:: Exercise ::
Reproduce the records below exactly, leaving out any pictures.

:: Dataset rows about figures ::
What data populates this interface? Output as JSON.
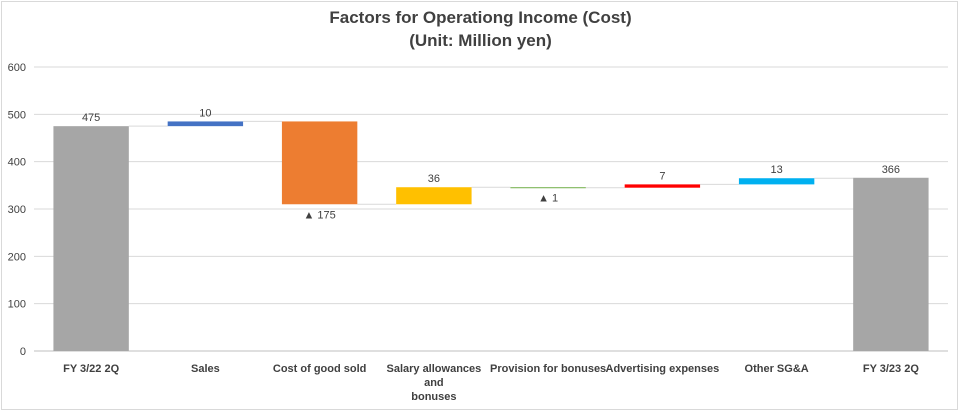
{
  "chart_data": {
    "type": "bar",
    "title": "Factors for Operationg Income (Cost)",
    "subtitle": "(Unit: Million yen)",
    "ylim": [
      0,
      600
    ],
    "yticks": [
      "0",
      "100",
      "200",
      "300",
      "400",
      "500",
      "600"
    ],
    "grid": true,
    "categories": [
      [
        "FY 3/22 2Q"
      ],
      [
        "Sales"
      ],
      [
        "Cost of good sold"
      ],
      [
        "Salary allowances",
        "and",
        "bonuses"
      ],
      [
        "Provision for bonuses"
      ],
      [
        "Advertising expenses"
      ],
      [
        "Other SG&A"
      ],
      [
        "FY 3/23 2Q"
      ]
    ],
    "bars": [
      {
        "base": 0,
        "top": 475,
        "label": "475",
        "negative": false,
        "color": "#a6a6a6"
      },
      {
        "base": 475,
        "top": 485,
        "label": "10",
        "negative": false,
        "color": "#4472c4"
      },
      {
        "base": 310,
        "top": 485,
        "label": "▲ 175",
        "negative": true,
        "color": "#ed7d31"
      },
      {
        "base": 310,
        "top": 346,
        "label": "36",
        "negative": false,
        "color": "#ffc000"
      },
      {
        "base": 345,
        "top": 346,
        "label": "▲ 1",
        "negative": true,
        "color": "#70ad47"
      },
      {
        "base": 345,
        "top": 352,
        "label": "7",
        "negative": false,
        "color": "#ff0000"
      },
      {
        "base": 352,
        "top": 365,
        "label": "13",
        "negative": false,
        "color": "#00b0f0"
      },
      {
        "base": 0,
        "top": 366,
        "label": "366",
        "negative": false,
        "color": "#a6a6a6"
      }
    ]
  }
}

:: Exercise answer ::
What data populates this interface? Output as JSON.
{
  "chart_data": {
    "type": "bar",
    "title": "Factors for Operationg Income (Cost)",
    "subtitle": "(Unit: Million yen)",
    "ylim": [
      0,
      600
    ],
    "yticks": [
      "0",
      "100",
      "200",
      "300",
      "400",
      "500",
      "600"
    ],
    "grid": true,
    "categories": [
      [
        "FY 3/22 2Q"
      ],
      [
        "Sales"
      ],
      [
        "Cost of good sold"
      ],
      [
        "Salary allowances",
        "and",
        "bonuses"
      ],
      [
        "Provision for bonuses"
      ],
      [
        "Advertising expenses"
      ],
      [
        "Other SG&A"
      ],
      [
        "FY 3/23 2Q"
      ]
    ],
    "bars": [
      {
        "base": 0,
        "top": 475,
        "label": "475",
        "negative": false,
        "color": "#a6a6a6"
      },
      {
        "base": 475,
        "top": 485,
        "label": "10",
        "negative": false,
        "color": "#4472c4"
      },
      {
        "base": 310,
        "top": 485,
        "label": "▲ 175",
        "negative": true,
        "color": "#ed7d31"
      },
      {
        "base": 310,
        "top": 346,
        "label": "36",
        "negative": false,
        "color": "#ffc000"
      },
      {
        "base": 345,
        "top": 346,
        "label": "▲ 1",
        "negative": true,
        "color": "#70ad47"
      },
      {
        "base": 345,
        "top": 352,
        "label": "7",
        "negative": false,
        "color": "#ff0000"
      },
      {
        "base": 352,
        "top": 365,
        "label": "13",
        "negative": false,
        "color": "#00b0f0"
      },
      {
        "base": 0,
        "top": 366,
        "label": "366",
        "negative": false,
        "color": "#a6a6a6"
      }
    ]
  }
}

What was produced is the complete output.